[Given exercise]: Copy out each line of the data that holds the word "Dienstl".

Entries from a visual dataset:
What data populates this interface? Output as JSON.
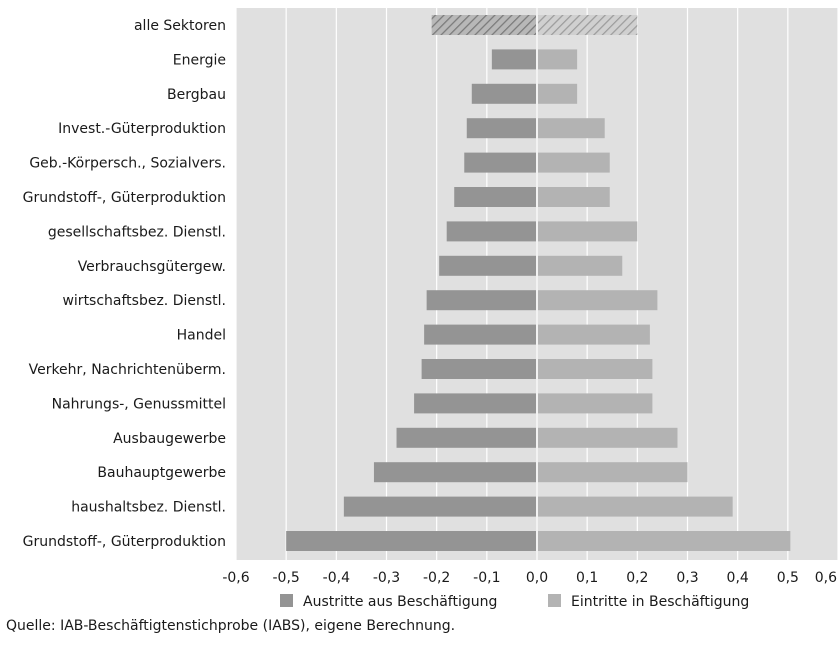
{
  "chart_data": {
    "type": "bar",
    "orientation": "horizontal",
    "categories": [
      "alle Sektoren",
      "Energie",
      "Bergbau",
      "Invest.-Güterproduktion",
      "Geb.-Körpersch., Sozialvers.",
      "Grundstoff-, Güterproduktion",
      "gesellschaftsbez. Dienstl.",
      "Verbrauchsgütergew.",
      "wirtschaftsbez. Dienstl.",
      "Handel",
      "Verkehr, Nachrichtenüberm.",
      "Nahrungs-, Genussmittel",
      "Ausbaugewerbe",
      "Bauhauptgewerbe",
      "haushaltsbez. Dienstl.",
      "Grundstoff-, Güterproduktion"
    ],
    "series": [
      {
        "name": "Austritte aus Beschäftigung",
        "color": "#949494",
        "values": [
          -0.21,
          -0.09,
          -0.13,
          -0.14,
          -0.145,
          -0.165,
          -0.18,
          -0.195,
          -0.22,
          -0.225,
          -0.23,
          -0.245,
          -0.28,
          -0.325,
          -0.385,
          -0.5
        ]
      },
      {
        "name": "Eintritte in Beschäftigung",
        "color": "#b3b3b3",
        "values": [
          0.2,
          0.08,
          0.08,
          0.135,
          0.145,
          0.145,
          0.2,
          0.17,
          0.24,
          0.225,
          0.23,
          0.23,
          0.28,
          0.3,
          0.39,
          0.505
        ]
      }
    ],
    "hatched_categories": [
      "alle Sektoren"
    ],
    "xlim": [
      -0.6,
      0.6
    ],
    "xticks": [
      "-0,6",
      "-0,5",
      "-0,4",
      "-0,3",
      "-0,2",
      "-0,1",
      "0,0",
      "0,1",
      "0,2",
      "0,3",
      "0,4",
      "0,5",
      "0,6"
    ],
    "grid": true,
    "legend_position": "bottom",
    "plot_background": "#e0e0e0",
    "grid_color": "#ffffff"
  },
  "source": "Quelle: IAB-Beschäftigtenstichprobe (IABS), eigene Berechnung."
}
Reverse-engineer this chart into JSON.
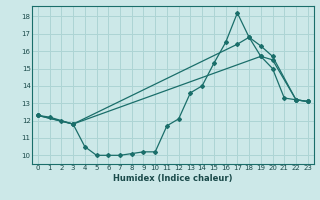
{
  "xlabel": "Humidex (Indice chaleur)",
  "background_color": "#cce8e8",
  "grid_color": "#add4d4",
  "line_color": "#1a6e6a",
  "xlim": [
    -0.5,
    23.5
  ],
  "ylim": [
    9.5,
    18.6
  ],
  "xticks": [
    0,
    1,
    2,
    3,
    4,
    5,
    6,
    7,
    8,
    9,
    10,
    11,
    12,
    13,
    14,
    15,
    16,
    17,
    18,
    19,
    20,
    21,
    22,
    23
  ],
  "yticks": [
    10,
    11,
    12,
    13,
    14,
    15,
    16,
    17,
    18
  ],
  "line1_x": [
    0,
    1,
    2,
    3,
    4,
    5,
    6,
    7,
    8,
    9,
    10,
    11,
    12,
    13,
    14,
    15,
    16,
    17,
    18,
    19,
    20,
    21,
    22,
    23
  ],
  "line1_y": [
    12.3,
    12.2,
    12.0,
    11.8,
    10.5,
    10.0,
    10.0,
    10.0,
    10.1,
    10.2,
    10.2,
    11.7,
    12.1,
    13.6,
    14.0,
    15.3,
    16.5,
    18.2,
    16.8,
    15.7,
    15.0,
    13.3,
    13.2,
    13.1
  ],
  "line2_x": [
    0,
    3,
    19,
    20,
    22,
    23
  ],
  "line2_y": [
    12.3,
    11.8,
    15.7,
    15.5,
    13.2,
    13.1
  ],
  "line3_x": [
    0,
    3,
    17,
    18,
    19,
    20,
    22,
    23
  ],
  "line3_y": [
    12.3,
    11.8,
    16.4,
    16.8,
    16.3,
    15.7,
    13.2,
    13.1
  ]
}
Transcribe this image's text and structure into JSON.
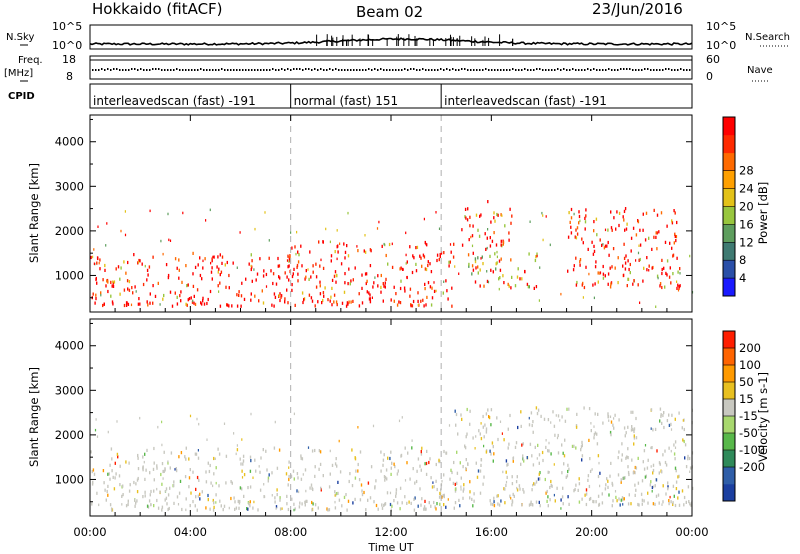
{
  "header": {
    "station": "Hokkaido (fitACF)",
    "beam": "Beam 02",
    "date": "23/Jun/2016"
  },
  "side_labels": {
    "nsky": "N.Sky",
    "freq_top": "Freq.",
    "freq_unit": "[MHz]",
    "cpid": "CPID",
    "nsearch": "N.Search",
    "nave": "Nave"
  },
  "noise_panel": {
    "left_ticks": [
      "10^5",
      "10^0"
    ],
    "right_ticks": [
      "10^5",
      "10^0"
    ]
  },
  "freq_panel": {
    "left_ticks": [
      "18",
      "8"
    ],
    "right_ticks": [
      "60",
      "0"
    ]
  },
  "cpid_segments": [
    {
      "label": "interleavedscan (fast) -191",
      "start_h": 0,
      "end_h": 8
    },
    {
      "label": "normal (fast) 151",
      "start_h": 8,
      "end_h": 14
    },
    {
      "label": "interleavedscan (fast) -191",
      "start_h": 14,
      "end_h": 24
    }
  ],
  "chart_data": [
    {
      "type": "heatmap",
      "name": "power",
      "ylabel": "Slant Range [km]",
      "xlabel": "Time UT",
      "xlim_hours": [
        0,
        24
      ],
      "ylim_km": [
        180,
        4600
      ],
      "y_ticks": [
        1000,
        2000,
        3000,
        4000
      ],
      "x_tick_labels": [
        "00:00",
        "04:00",
        "08:00",
        "12:00",
        "16:00",
        "20:00",
        "00:00"
      ],
      "colorbar": {
        "label": "Power [dB]",
        "tick_labels": [
          "4",
          "8",
          "12",
          "16",
          "20",
          "24",
          "28"
        ],
        "colors": [
          "#1a1aff",
          "#2a4fa8",
          "#3f7a72",
          "#5e9e5e",
          "#98c63e",
          "#e3c218",
          "#ffa000",
          "#ff6a00",
          "#ff2a00",
          "#ff0000"
        ]
      },
      "echo_regions": [
        {
          "t0": 0.0,
          "t1": 8.2,
          "r0": 300,
          "r1": 1500,
          "level": "strong"
        },
        {
          "t0": 8.0,
          "t1": 14.5,
          "r0": 300,
          "r1": 1750,
          "level": "strong"
        },
        {
          "t0": 15.0,
          "t1": 17.8,
          "r0": 700,
          "r1": 1600,
          "level": "mixed"
        },
        {
          "t0": 14.8,
          "t1": 16.8,
          "r0": 1650,
          "r1": 2650,
          "level": "strong"
        },
        {
          "t0": 19.0,
          "t1": 23.5,
          "r0": 700,
          "r1": 2500,
          "level": "strong"
        }
      ]
    },
    {
      "type": "heatmap",
      "name": "velocity",
      "ylabel": "Slant Range [km]",
      "xlabel": "Time UT",
      "xlim_hours": [
        0,
        24
      ],
      "ylim_km": [
        180,
        4600
      ],
      "y_ticks": [
        1000,
        2000,
        3000,
        4000
      ],
      "x_tick_labels": [
        "00:00",
        "04:00",
        "08:00",
        "12:00",
        "16:00",
        "20:00",
        "00:00"
      ],
      "colorbar": {
        "label": "Velocity [m s-1]",
        "tick_labels": [
          "200",
          "100",
          "50",
          "15",
          "-15",
          "-50",
          "-100",
          "-200"
        ],
        "colors": [
          "#1b3fa0",
          "#2f5ea8",
          "#2f8a5a",
          "#58b84a",
          "#a8d86e",
          "#c8c8c0",
          "#e8c020",
          "#ff9a00",
          "#ff6400",
          "#ff1e00"
        ]
      },
      "echo_regions": [
        {
          "t0": 0.0,
          "t1": 14.5,
          "r0": 300,
          "r1": 1700,
          "level": "ground_scatter"
        },
        {
          "t0": 14.5,
          "t1": 24.0,
          "r0": 400,
          "r1": 2600,
          "level": "ground_scatter"
        }
      ]
    }
  ]
}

[Answer to this task]:
      "gesellschaftsbez. Dienstl.",
      "wirtschaftsbez. Dienstl.",
      "haushaltsbez. Dienstl.",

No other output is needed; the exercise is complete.